> [To be done]: Gather up every line that includes the string "text".

> [Information shown]:
· · · · · · ·
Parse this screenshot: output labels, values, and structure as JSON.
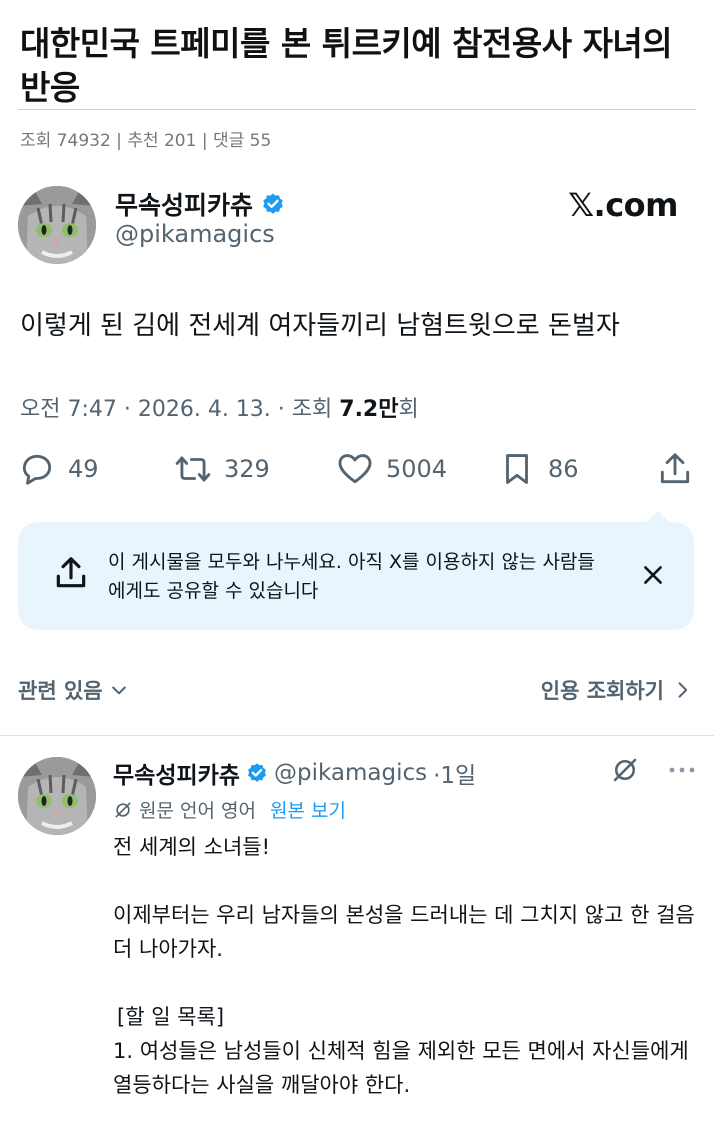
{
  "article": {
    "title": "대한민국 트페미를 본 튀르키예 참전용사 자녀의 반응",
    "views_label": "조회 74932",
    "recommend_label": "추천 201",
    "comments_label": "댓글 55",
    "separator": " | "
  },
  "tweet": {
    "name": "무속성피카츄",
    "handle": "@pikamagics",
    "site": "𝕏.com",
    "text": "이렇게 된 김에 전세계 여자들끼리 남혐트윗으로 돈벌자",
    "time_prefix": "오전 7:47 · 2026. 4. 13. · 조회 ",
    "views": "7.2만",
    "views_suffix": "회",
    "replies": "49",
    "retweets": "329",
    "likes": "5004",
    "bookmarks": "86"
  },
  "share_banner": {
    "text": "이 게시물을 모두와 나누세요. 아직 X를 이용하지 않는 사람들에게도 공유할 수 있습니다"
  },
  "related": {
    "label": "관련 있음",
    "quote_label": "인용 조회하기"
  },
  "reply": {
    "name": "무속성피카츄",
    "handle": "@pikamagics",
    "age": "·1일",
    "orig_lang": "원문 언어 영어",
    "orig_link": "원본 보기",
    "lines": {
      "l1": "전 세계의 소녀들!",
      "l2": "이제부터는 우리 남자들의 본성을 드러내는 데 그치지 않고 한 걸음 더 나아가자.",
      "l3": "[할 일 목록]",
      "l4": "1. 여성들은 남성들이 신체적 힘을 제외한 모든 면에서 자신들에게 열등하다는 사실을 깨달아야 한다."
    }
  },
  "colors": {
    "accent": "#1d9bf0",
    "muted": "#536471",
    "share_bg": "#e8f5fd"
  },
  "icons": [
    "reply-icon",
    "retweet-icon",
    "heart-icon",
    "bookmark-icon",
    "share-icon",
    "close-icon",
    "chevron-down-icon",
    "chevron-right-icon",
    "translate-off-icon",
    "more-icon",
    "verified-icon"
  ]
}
· · · · · · ·
> [Solution to the exercise]:
    "text": "이렇게 된 김에 전세계 여자들끼리 남혐트윗으로 돈벌자",
    "text": "이 게시물을 모두와 나누세요. 아직 X를 이용하지 않는 사람들에게도 공유할 수 있습니다"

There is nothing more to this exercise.